SET OF TASKS
a. Please transcribe the arts appointments article, starting at the words "In his new role, Tabb" and ending after "greater Baltimore community.".
b. In the arts appointments article, how long is Eileen Soskin's term as associate vice provost for the arts?

TEXT SEGMENT
------------

Winston Tabb, Eileen Soskin are tapped to coordinate new initiative

By Greg Rienzi
The Gazette

Two years ago, Johns Hopkins set forth to put the arts front and center on the Homewood campus. Every vision needs its visionaries, and now two have been put in place.

The university recently announced two senior-level appointments to help steer the growth of the arts at Homewood and for the greater Johns Hopkins community. Winston Tabb, Sheridan Dean of University Libraries, has been named vice provost for the arts, effective July 1. Tabb, who will retain his primary post, will serve an initial two-year term. Eileen Soskin, associate dean for academic affairs for the Peabody Conservatory, has been tapped as associate vice provost for the arts, also effective July 1. She will serve an 18-month term and, like Tabb, keep her primary position.

In his new role, Tabb will oversee implementation of the recommendations of the Homewood Arts Task Force, which he chaired, and will convene an Arts Coordinating Council to explore interest in extending the work of the task force across the university.

Tabb has also been charged with developing a comprehensive strategy for securing funds to support arts initiatives and to build mutually beneficial relationships with appropriate arts organizations in the greater Baltimore community.

Eileen Soskin

"We want to get undergraduates involved with such organizations as Center Stage and the Baltimore Symphony and for students in general to be able to take better advantage of the culture the area has to offer," Tabb said. "I view my new role in many ways as a convener — to get people together to talk and help Johns Hopkins realize this

vision that the arts need to be central to the life of such a great institution as ours."

Tabb said that he plans to meet in the early fall with student groups and other interested parties to foster collaboration and help determine the makeup of the Arts Coordinating Council.

Soskin will support Tabb's efforts and also focus on more internal matters, such as working with students, faculty and staff to enhance the visibility of existing arts-related programs and activities. "I also want to help develop new and exciting opportunities for Homewood students to explore the arts on and off campus," said Soskin, who also served on the task force. "I'm thrilled to be given this position and to work again with Winston, who is both a treat and an education."

The creation of a senior administrative position to promote and coordinate the arts was one of 10 major recommendations of the Homewood Arts Task Force, which was formed in September 2004. Its 47-page final report, issued in May 2005, articulated a vision to raise the visibility for the arts at Johns Hopkins and to make them more coherent and central to the intellectual and social life of the Homewood campus.

------------

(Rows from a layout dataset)
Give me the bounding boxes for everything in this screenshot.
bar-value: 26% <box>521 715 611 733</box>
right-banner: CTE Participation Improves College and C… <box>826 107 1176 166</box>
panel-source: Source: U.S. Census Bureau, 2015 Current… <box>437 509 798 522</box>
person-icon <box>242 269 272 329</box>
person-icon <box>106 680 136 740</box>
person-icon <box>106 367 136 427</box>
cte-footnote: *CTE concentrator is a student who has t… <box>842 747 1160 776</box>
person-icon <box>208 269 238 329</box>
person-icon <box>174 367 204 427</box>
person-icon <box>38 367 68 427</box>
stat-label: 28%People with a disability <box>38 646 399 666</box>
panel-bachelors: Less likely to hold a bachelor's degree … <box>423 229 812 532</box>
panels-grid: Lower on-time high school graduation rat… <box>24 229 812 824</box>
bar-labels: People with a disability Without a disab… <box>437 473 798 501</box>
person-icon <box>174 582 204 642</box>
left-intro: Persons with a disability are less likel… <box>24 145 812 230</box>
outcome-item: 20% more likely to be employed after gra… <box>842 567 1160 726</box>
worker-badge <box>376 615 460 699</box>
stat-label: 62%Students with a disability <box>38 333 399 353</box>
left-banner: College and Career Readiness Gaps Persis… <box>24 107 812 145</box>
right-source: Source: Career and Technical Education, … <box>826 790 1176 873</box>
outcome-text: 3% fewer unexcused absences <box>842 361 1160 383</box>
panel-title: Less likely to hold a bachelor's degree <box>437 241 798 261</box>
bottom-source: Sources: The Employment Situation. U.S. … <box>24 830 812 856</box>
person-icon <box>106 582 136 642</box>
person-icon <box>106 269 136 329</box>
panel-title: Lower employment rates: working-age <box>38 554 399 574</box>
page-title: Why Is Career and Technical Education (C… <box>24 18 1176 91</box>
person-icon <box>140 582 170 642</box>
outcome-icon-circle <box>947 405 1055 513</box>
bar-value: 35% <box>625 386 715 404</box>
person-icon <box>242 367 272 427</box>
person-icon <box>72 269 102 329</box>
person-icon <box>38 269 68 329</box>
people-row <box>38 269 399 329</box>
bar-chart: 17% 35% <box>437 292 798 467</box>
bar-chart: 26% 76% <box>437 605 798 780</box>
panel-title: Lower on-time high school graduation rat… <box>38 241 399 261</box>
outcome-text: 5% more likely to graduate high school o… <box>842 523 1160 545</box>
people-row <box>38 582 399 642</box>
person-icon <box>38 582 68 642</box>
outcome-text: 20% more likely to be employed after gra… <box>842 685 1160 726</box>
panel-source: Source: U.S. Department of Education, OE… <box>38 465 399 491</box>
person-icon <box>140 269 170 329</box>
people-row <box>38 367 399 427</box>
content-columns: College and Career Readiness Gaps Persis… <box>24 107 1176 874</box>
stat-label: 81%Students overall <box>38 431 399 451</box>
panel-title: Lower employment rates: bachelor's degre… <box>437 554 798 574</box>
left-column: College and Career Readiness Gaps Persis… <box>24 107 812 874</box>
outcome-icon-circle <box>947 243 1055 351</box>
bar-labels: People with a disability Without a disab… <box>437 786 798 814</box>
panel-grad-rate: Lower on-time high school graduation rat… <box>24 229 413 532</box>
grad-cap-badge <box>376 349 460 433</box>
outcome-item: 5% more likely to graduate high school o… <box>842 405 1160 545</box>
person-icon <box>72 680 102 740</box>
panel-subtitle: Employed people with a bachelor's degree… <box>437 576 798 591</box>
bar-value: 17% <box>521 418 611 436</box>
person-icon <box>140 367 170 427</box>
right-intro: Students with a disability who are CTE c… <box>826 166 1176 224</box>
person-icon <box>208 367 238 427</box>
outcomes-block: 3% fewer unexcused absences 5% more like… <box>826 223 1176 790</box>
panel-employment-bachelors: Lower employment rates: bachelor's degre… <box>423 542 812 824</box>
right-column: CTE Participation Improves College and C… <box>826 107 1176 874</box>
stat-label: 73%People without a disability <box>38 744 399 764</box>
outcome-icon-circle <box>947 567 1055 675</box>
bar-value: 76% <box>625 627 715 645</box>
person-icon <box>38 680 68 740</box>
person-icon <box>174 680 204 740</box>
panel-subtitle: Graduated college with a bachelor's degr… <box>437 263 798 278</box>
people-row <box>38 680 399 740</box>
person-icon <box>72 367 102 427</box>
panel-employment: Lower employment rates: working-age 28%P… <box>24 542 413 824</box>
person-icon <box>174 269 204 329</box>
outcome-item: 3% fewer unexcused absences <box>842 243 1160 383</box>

------------

THE RESPONSES
a.
In his new role, Tabb will oversee implementation of the recommendations of the Homewood Arts Task Force, which he chaired, and will convene an Arts Coordinating Council to explore interest in extending the work of the task force across the university.

Tabb has also been charged with developing a comprehensive strategy for securing funds to support arts initiatives and to build mutually beneficial relationships with appropriate arts organizations in the greater Baltimore community.

b. 18 months